● STORED DATA:
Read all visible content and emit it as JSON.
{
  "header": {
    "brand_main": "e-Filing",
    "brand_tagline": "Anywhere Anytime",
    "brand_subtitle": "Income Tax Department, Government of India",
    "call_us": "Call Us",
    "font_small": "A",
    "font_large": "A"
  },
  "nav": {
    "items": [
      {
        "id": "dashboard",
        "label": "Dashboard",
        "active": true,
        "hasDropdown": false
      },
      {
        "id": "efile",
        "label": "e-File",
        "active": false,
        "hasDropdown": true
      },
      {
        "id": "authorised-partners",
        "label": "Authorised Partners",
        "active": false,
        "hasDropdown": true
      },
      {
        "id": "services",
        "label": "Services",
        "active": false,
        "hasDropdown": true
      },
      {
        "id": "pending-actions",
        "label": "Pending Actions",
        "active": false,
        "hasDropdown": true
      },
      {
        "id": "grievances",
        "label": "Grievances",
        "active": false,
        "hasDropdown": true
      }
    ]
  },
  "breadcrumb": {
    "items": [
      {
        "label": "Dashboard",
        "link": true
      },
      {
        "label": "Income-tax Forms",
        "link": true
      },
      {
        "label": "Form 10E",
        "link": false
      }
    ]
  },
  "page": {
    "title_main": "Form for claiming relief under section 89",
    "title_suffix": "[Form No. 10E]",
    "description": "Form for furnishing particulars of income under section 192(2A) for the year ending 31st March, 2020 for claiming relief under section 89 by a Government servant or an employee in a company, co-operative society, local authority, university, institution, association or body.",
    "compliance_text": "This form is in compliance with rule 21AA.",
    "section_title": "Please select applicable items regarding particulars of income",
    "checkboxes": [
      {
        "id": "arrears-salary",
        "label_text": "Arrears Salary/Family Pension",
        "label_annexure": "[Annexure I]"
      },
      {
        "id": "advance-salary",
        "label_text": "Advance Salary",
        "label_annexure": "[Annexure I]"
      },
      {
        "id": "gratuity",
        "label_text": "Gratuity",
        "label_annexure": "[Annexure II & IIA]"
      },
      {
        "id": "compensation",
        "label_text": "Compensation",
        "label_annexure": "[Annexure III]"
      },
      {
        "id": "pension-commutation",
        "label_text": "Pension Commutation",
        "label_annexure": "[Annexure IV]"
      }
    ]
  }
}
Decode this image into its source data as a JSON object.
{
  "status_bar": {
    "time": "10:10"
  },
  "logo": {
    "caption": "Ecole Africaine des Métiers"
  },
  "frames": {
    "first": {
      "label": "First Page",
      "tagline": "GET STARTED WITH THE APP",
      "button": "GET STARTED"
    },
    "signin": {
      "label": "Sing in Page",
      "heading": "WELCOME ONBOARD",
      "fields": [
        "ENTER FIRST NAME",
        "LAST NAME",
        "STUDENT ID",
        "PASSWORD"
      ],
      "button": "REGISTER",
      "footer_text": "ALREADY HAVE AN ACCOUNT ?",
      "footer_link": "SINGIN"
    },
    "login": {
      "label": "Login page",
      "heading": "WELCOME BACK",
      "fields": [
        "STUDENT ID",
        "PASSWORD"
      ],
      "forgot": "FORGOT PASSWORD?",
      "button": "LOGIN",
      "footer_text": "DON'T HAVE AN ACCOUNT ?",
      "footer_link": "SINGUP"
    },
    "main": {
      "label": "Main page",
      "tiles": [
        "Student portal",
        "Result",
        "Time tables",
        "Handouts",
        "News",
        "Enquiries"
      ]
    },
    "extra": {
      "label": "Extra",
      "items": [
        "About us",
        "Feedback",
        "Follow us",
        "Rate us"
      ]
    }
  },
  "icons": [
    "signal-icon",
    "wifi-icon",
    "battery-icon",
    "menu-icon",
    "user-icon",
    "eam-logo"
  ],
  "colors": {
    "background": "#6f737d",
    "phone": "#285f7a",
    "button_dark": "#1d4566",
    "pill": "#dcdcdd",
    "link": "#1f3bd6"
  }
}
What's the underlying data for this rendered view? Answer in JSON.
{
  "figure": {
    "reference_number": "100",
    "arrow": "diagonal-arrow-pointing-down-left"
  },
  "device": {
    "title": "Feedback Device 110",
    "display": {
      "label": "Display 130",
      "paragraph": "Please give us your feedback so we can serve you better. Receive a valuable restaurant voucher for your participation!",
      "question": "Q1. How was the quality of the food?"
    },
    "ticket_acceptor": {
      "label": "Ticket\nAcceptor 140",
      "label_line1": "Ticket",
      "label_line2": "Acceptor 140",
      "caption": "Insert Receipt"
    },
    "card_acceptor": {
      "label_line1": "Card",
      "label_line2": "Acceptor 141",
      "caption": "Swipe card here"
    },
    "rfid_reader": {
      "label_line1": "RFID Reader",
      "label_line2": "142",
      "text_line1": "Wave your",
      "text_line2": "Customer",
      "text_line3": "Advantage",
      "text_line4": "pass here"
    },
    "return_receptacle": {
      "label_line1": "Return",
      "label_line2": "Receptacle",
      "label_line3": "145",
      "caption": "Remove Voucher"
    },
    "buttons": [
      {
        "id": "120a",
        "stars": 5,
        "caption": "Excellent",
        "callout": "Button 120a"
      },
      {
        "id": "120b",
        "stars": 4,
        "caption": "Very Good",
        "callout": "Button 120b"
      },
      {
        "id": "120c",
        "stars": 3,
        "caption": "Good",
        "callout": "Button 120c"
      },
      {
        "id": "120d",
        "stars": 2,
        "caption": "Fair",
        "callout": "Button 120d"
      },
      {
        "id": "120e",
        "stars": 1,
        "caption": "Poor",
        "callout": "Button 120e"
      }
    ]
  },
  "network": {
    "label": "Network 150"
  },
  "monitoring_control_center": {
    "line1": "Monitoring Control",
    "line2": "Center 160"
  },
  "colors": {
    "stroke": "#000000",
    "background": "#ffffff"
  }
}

● THE EXERCISE:
Count the lines of the data that include the string "background", and give only that number.

● REPLY:
2